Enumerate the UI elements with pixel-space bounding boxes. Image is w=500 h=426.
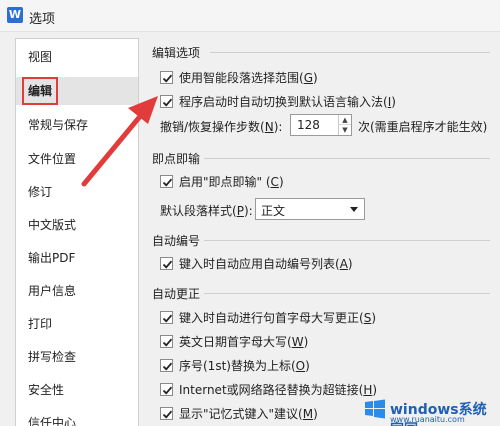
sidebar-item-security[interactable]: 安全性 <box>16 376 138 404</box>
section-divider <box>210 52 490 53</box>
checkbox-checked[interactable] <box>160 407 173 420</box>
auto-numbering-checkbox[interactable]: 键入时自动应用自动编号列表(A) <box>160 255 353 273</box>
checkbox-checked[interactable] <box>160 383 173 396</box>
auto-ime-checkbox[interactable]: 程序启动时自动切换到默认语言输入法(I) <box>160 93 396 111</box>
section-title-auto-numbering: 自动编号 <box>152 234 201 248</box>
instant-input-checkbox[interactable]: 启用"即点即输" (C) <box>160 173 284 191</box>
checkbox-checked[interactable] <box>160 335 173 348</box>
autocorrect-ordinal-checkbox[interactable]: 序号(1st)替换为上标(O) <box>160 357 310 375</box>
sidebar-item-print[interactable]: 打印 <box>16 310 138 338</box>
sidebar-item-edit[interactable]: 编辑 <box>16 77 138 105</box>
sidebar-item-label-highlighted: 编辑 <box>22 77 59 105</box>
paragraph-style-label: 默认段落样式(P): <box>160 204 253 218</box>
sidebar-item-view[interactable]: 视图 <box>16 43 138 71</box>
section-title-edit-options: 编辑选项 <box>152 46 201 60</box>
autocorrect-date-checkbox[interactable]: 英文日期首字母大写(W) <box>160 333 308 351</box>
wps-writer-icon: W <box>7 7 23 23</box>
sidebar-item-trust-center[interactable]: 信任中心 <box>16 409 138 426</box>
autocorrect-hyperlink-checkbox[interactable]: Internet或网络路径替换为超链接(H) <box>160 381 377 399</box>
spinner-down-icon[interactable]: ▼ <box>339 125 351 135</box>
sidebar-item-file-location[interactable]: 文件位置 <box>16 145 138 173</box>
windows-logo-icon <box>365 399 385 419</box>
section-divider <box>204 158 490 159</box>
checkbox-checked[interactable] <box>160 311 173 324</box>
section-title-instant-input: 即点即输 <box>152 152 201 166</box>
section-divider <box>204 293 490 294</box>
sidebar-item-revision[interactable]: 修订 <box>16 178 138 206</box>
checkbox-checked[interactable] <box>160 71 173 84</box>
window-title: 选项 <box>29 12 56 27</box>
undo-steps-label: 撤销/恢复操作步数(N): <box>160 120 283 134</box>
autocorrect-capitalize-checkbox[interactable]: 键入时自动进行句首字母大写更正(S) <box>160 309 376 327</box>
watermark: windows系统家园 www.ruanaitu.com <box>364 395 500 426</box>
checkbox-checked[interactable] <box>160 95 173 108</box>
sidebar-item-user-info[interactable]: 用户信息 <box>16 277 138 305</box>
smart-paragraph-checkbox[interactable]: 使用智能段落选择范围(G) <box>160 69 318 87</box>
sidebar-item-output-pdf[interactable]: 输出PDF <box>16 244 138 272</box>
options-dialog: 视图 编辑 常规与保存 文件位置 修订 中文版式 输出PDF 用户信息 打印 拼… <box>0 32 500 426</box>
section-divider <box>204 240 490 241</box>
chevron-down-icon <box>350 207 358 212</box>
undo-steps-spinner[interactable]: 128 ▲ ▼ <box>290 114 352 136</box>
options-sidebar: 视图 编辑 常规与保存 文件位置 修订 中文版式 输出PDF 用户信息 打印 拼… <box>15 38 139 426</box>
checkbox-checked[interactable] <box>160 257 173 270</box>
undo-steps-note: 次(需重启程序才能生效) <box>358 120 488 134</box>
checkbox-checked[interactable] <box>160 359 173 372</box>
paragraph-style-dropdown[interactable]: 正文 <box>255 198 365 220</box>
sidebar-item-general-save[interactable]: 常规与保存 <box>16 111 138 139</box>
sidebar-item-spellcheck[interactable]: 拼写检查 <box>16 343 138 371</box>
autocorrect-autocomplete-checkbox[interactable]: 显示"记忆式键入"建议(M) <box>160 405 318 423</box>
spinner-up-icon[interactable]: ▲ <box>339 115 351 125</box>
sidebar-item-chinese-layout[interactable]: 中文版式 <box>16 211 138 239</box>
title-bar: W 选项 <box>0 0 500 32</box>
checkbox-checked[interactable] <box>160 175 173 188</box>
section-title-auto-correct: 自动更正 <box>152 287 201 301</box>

--

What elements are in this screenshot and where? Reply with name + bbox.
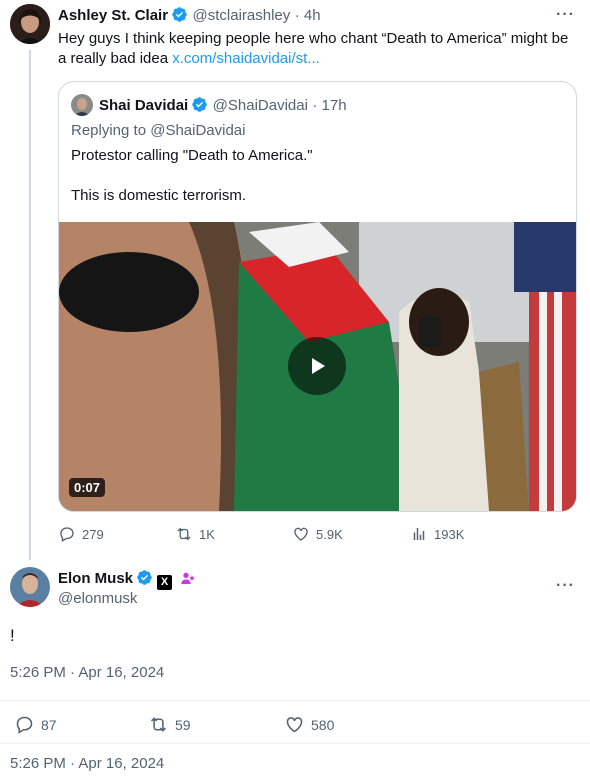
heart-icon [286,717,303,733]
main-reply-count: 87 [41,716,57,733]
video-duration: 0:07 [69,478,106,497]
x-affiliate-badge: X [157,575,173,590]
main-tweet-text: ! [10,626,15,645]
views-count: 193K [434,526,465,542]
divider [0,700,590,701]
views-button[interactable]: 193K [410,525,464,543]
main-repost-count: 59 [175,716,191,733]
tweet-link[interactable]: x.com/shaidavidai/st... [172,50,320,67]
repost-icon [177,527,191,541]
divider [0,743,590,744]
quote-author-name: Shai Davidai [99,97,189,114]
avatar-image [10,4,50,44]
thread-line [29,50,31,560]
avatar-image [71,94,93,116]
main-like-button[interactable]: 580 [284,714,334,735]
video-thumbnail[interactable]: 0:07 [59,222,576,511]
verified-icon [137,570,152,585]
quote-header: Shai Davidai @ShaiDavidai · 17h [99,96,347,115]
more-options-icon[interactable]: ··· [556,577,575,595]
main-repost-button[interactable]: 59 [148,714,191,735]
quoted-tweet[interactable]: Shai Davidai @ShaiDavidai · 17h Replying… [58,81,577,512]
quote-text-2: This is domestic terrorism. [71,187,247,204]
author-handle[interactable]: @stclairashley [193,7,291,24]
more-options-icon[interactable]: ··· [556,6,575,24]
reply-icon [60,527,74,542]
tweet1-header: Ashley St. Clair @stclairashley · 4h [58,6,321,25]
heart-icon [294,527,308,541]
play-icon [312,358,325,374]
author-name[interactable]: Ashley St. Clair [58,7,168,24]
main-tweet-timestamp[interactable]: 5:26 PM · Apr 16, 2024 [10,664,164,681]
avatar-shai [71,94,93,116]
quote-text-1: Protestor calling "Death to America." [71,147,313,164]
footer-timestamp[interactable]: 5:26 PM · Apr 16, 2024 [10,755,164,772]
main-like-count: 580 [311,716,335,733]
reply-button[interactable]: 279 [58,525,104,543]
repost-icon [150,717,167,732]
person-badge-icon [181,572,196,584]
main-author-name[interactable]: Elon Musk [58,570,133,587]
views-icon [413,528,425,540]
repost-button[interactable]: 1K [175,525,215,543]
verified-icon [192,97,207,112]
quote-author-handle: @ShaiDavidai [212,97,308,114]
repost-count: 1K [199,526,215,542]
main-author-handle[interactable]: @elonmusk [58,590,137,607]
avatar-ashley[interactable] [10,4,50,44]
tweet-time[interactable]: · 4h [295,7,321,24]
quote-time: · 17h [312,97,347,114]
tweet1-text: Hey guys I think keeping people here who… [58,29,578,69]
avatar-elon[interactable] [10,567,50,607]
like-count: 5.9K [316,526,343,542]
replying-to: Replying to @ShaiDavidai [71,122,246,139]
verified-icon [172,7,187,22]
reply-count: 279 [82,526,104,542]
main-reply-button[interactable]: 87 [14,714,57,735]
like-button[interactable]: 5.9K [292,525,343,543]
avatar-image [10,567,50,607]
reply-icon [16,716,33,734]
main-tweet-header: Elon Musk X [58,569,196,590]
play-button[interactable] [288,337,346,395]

* * *

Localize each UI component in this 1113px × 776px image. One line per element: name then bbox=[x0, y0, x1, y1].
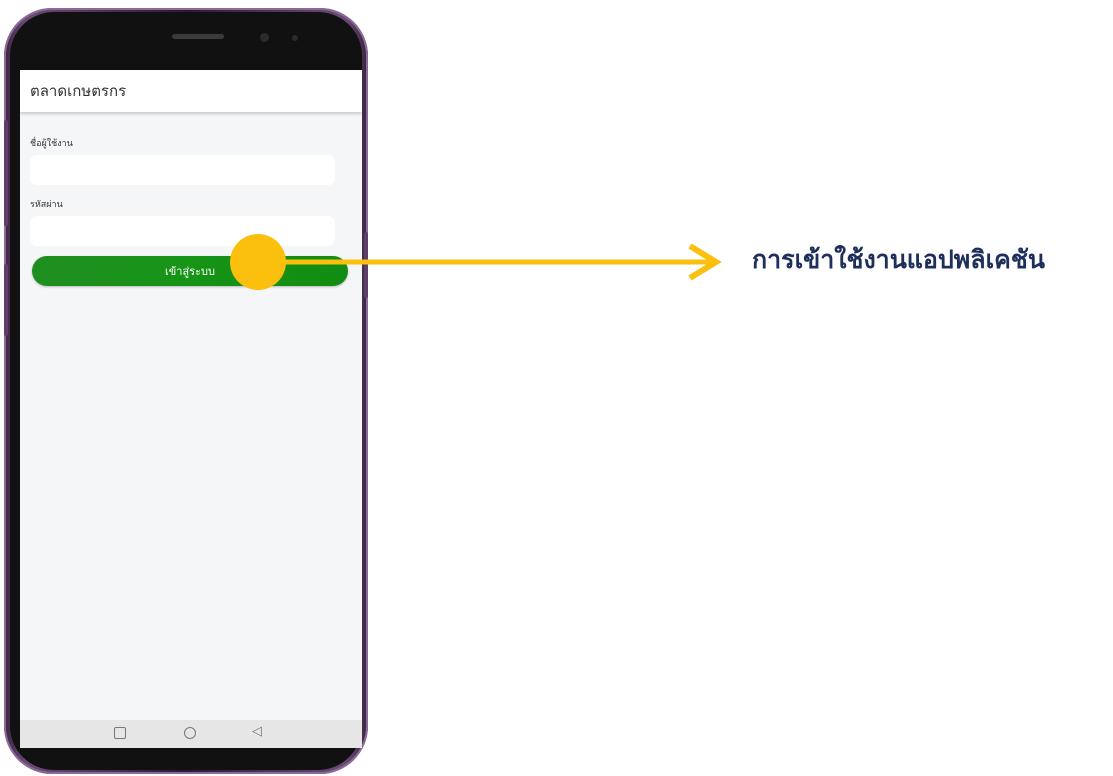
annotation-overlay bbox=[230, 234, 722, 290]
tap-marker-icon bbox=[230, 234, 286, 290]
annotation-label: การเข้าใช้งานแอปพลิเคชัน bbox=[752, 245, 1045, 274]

[EXERCISE AIM]:
Return every line of the items above that contains the string "undo".

[TASK OUTPUT]:
undo-steps-label: 撤销/恢复操作步数(N): <box>160 120 283 134</box>
undo-steps-spinner[interactable]: 128 ▲ ▼ <box>290 114 352 136</box>
undo-steps-note: 次(需重启程序才能生效) <box>358 120 488 134</box>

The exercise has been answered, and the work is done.